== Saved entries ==
* BEGIN *

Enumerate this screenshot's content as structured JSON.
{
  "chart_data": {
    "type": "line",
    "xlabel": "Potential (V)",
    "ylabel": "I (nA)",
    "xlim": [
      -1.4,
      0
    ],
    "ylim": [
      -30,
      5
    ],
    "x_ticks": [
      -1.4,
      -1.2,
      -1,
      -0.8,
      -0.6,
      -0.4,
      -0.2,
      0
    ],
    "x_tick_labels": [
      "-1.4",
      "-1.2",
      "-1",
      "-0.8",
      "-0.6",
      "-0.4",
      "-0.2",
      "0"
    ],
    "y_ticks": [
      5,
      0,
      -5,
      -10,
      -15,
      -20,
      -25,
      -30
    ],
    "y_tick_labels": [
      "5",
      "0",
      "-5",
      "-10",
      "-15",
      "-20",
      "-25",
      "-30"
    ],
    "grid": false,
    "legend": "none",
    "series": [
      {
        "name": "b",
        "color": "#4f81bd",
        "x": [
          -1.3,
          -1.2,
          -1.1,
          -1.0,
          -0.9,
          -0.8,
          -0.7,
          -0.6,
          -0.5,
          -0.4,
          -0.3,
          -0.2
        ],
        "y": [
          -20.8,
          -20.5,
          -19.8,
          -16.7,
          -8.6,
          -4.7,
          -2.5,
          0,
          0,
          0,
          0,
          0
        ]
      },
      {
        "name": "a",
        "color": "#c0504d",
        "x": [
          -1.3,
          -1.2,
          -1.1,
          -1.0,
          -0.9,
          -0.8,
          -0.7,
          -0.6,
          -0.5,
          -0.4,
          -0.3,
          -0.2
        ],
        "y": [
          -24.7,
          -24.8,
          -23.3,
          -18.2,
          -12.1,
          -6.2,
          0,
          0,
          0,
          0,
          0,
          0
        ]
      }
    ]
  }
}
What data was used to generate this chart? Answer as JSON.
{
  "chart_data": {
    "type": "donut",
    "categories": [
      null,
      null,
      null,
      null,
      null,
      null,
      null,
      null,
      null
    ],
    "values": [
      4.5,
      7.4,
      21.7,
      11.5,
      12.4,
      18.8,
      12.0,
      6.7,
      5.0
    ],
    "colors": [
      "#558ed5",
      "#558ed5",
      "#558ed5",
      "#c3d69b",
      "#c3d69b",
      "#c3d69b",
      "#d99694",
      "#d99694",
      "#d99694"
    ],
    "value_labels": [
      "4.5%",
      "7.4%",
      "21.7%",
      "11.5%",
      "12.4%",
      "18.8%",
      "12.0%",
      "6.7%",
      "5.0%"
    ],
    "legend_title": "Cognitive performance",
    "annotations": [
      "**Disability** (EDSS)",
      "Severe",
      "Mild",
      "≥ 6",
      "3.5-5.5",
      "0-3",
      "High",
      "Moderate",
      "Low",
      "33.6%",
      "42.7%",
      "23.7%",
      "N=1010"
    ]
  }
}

* END *

== What to produce ==
Of all the lines above, how many contain the word "JSON"? Answer with only the number.

== Reply ==
2